Write out the data again in full, exactly as it reads.

──────── Provided material ────────

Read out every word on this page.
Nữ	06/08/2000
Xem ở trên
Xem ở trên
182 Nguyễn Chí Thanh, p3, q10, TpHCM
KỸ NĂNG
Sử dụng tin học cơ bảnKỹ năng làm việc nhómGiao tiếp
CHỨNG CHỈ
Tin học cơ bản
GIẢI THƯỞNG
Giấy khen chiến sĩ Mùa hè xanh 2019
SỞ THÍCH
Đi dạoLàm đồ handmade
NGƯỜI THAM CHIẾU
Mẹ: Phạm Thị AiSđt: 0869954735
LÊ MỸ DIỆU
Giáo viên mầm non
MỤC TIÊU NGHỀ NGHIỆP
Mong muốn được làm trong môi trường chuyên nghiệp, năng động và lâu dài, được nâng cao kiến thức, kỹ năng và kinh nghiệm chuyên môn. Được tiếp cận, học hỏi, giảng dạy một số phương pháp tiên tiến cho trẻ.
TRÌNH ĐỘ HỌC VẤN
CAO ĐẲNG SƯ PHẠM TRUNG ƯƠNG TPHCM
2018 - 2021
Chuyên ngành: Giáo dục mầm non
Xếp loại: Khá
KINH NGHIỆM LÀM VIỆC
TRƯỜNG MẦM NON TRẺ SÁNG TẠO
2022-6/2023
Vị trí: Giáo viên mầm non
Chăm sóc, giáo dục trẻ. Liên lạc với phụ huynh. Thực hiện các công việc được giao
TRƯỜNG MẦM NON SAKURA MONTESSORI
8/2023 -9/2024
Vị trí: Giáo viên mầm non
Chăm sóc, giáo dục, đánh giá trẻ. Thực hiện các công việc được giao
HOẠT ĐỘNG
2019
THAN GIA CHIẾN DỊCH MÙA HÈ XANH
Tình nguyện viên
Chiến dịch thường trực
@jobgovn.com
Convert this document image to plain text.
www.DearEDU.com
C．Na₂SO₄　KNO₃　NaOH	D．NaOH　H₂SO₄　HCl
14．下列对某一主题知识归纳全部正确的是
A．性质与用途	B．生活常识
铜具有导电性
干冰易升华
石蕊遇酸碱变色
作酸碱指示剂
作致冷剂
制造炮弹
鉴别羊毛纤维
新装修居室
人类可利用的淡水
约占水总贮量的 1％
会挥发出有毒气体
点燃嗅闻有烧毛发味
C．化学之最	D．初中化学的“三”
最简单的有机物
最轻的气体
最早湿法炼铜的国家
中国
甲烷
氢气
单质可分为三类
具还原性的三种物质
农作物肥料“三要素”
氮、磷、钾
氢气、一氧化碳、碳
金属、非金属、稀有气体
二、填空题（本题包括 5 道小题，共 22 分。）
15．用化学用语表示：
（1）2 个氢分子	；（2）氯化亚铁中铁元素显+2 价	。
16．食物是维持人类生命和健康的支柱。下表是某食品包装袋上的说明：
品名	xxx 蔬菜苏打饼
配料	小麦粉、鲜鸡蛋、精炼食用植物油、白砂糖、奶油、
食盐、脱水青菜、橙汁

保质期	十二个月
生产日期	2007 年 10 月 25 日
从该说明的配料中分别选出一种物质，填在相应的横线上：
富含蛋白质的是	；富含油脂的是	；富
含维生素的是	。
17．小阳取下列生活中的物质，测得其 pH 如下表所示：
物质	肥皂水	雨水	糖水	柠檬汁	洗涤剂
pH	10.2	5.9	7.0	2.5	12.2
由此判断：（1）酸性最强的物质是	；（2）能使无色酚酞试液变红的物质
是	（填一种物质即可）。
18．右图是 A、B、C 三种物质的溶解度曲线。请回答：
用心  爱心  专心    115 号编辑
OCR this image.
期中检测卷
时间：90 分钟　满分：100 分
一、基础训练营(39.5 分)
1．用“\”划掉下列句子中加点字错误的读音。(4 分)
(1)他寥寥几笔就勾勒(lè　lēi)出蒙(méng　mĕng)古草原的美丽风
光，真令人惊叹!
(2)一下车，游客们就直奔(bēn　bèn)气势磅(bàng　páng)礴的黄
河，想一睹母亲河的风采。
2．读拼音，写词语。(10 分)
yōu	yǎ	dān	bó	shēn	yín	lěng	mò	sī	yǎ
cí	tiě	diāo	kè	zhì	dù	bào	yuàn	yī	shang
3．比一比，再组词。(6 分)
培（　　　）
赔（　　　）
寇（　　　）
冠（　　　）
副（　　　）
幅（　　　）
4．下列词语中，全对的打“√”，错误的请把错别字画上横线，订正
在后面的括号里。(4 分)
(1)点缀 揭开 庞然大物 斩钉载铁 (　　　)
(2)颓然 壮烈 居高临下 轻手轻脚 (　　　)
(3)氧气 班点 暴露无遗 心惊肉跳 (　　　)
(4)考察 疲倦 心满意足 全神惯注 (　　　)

────────

> Result for this exercise
Read out every word on this page.
Nữ	06/08/2000
Xem ở trên
Xem ở trên
182 Nguyễn Chí Thanh, p3, q10, TpHCM
KỸ NĂNG
Sử dụng tin học cơ bảnKỹ năng làm việc nhómGiao tiếp
CHỨNG CHỈ
Tin học cơ bản
GIẢI THƯỞNG
Giấy khen chiến sĩ Mùa hè xanh 2019
SỞ THÍCH
Đi dạoLàm đồ handmade
NGƯỜI THAM CHIẾU
Mẹ: Phạm Thị AiSđt: 0869954735
LÊ MỸ DIỆU
Giáo viên mầm non
MỤC TIÊU NGHỀ NGHIỆP
Mong muốn được làm trong môi trường chuyên nghiệp, năng động và lâu dài, được nâng cao kiến thức, kỹ năng và kinh nghiệm chuyên môn. Được tiếp cận, học hỏi, giảng dạy một số phương pháp tiên tiến cho trẻ.
TRÌNH ĐỘ HỌC VẤN
CAO ĐẲNG SƯ PHẠM TRUNG ƯƠNG TPHCM
2018 - 2021
Chuyên ngành: Giáo dục mầm non
Xếp loại: Khá
KINH NGHIỆM LÀM VIỆC
TRƯỜNG MẦM NON TRẺ SÁNG TẠO
2022-6/2023
Vị trí: Giáo viên mầm non
Chăm sóc, giáo dục trẻ. Liên lạc với phụ huynh. Thực hiện các công việc được giao
TRƯỜNG MẦM NON SAKURA MONTESSORI
8/2023 -9/2024
Vị trí: Giáo viên mầm non
Chăm sóc, giáo dục, đánh giá trẻ. Thực hiện các công việc được giao
HOẠT ĐỘNG
2019
THAN GIA CHIẾN DỊCH MÙA HÈ XANH
Tình nguyện viên
Chiến dịch thường trực
@jobgovn.com
Convert this document image to plain text.
www.DearEDU.com
C．Na₂SO₄　KNO₃　NaOH	D．NaOH　H₂SO₄　HCl
14．下列对某一主题知识归纳全部正确的是
A．性质与用途	B．生活常识
铜具有导电性
干冰易升华
石蕊遇酸碱变色
作酸碱指示剂
作致冷剂
制造炮弹
鉴别羊毛纤维
新装修居室
人类可利用的淡水
约占水总贮量的 1％
会挥发出有毒气体
点燃嗅闻有烧毛发味
C．化学之最	D．初中化学的“三”
最简单的有机物
最轻的气体
最早湿法炼铜的国家
中国
甲烷
氢气
单质可分为三类
具还原性的三种物质
农作物肥料“三要素”
氮、磷、钾
氢气、一氧化碳、碳
金属、非金属、稀有气体
二、填空题（本题包括 5 道小题，共 22 分。）
15．用化学用语表示：
（1）2 个氢分子	；（2）氯化亚铁中铁元素显+2 价	。
16．食物是维持人类生命和健康的支柱。下表是某食品包装袋上的说明：
品名	xxx 蔬菜苏打饼
配料	小麦粉、鲜鸡蛋、精炼食用植物油、白砂糖、奶油、
食盐、脱水青菜、橙汁

保质期	十二个月
生产日期	2007 年 10 月 25 日
从该说明的配料中分别选出一种物质，填在相应的横线上：
富含蛋白质的是	；富含油脂的是	；富
含维生素的是	。
17．小阳取下列生活中的物质，测得其 pH 如下表所示：
物质	肥皂水	雨水	糖水	柠檬汁	洗涤剂
pH	10.2	5.9	7.0	2.5	12.2
由此判断：（1）酸性最强的物质是	；（2）能使无色酚酞试液变红的物质
是	（填一种物质即可）。
18．右图是 A、B、C 三种物质的溶解度曲线。请回答：
用心  爱心  专心    115 号编辑
OCR this image.
期中检测卷
时间：90 分钟　满分：100 分
一、基础训练营(39.5 分)
1．用“\”划掉下列句子中加点字错误的读音。(4 分)
(1)他寥寥几笔就勾勒(lè　lēi)出蒙(méng　mĕng)古草原的美丽风
光，真令人惊叹!
(2)一下车，游客们就直奔(bēn　bèn)气势磅(bàng　páng)礴的黄
河，想一睹母亲河的风采。
2．读拼音，写词语。(10 分)
yōu	yǎ	dān	bó	shēn	yín	lěng	mò	sī	yǎ
cí	tiě	diāo	kè	zhì	dù	bào	yuàn	yī	shang
3．比一比，再组词。(6 分)
培（　　　）
赔（　　　）
寇（　　　）
冠（　　　）
副（　　　）
幅（　　　）
4．下列词语中，全对的打“√”，错误的请把错别字画上横线，订正
在后面的括号里。(4 分)
(1)点缀 揭开 庞然大物 斩钉载铁 (　　　)
(2)颓然 壮烈 居高临下 轻手轻脚 (　　　)
(3)氧气 班点 暴露无遗 心惊肉跳 (　　　)
(4)考察 疲倦 心满意足 全神惯注 (　　　)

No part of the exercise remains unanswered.